> _Task instructions_
Find and copy lines holding "image".

________________________

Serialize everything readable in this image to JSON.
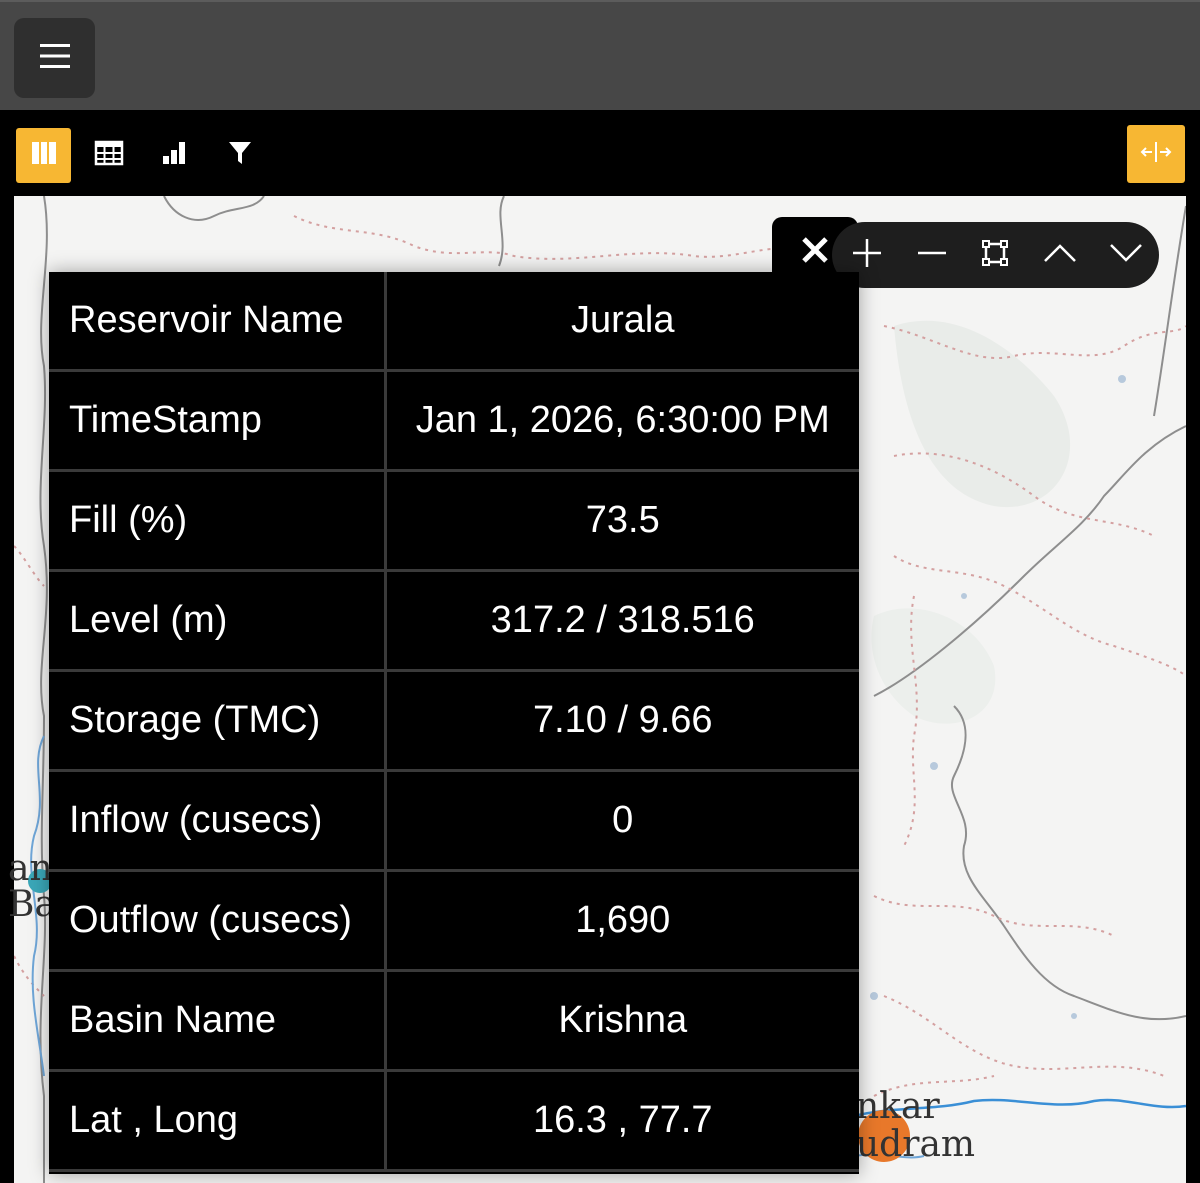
{
  "header": {
    "menu_icon": "hamburger-icon"
  },
  "toolbar": {
    "tools": [
      {
        "name": "map-view",
        "icon": "map-icon",
        "active": true
      },
      {
        "name": "table-view",
        "icon": "table-icon",
        "active": false
      },
      {
        "name": "chart-view",
        "icon": "bar-chart-icon",
        "active": false
      },
      {
        "name": "filter",
        "icon": "filter-icon",
        "active": false
      }
    ],
    "expand_icon": "horizontal-expand-icon",
    "accent": "#f7b733"
  },
  "popup": {
    "controls": [
      "close-icon",
      "zoom-in-icon",
      "zoom-out-icon",
      "fit-bounds-icon",
      "previous-icon",
      "next-icon"
    ],
    "rows": [
      {
        "label": "Reservoir Name",
        "value": "Jurala"
      },
      {
        "label": "TimeStamp",
        "value": "Jan 1, 2026, 6:30:00 PM"
      },
      {
        "label": "Fill (%)",
        "value": "73.5"
      },
      {
        "label": "Level (m)",
        "value": "317.2 / 318.516"
      },
      {
        "label": "Storage (TMC)",
        "value": "7.10 / 9.66"
      },
      {
        "label": "Inflow (cusecs)",
        "value": "0"
      },
      {
        "label": "Outflow (cusecs)",
        "value": "1,690"
      },
      {
        "label": "Basin Name",
        "value": "Krishna"
      },
      {
        "label": "Lat , Long",
        "value": "16.3 , 77.7"
      }
    ]
  },
  "map": {
    "labels": [
      {
        "name": "map-label-left-top",
        "text": "an"
      },
      {
        "name": "map-label-left-bottom",
        "text": "Ba"
      },
      {
        "name": "map-label-right-top",
        "text": "nkar"
      },
      {
        "name": "map-label-right-bottom",
        "text": "udram"
      }
    ],
    "marker_color": "#e8782a",
    "river_color": "#3a8fd6"
  }
}
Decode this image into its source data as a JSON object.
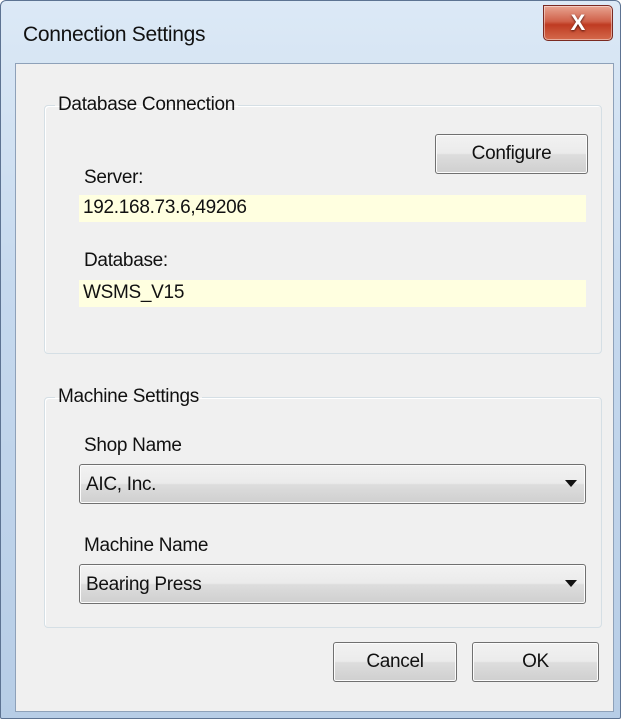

________________________

> _Exercise answer_
Serialize everything readable in this image to JSON.
Decode this image into its source data as a JSON object.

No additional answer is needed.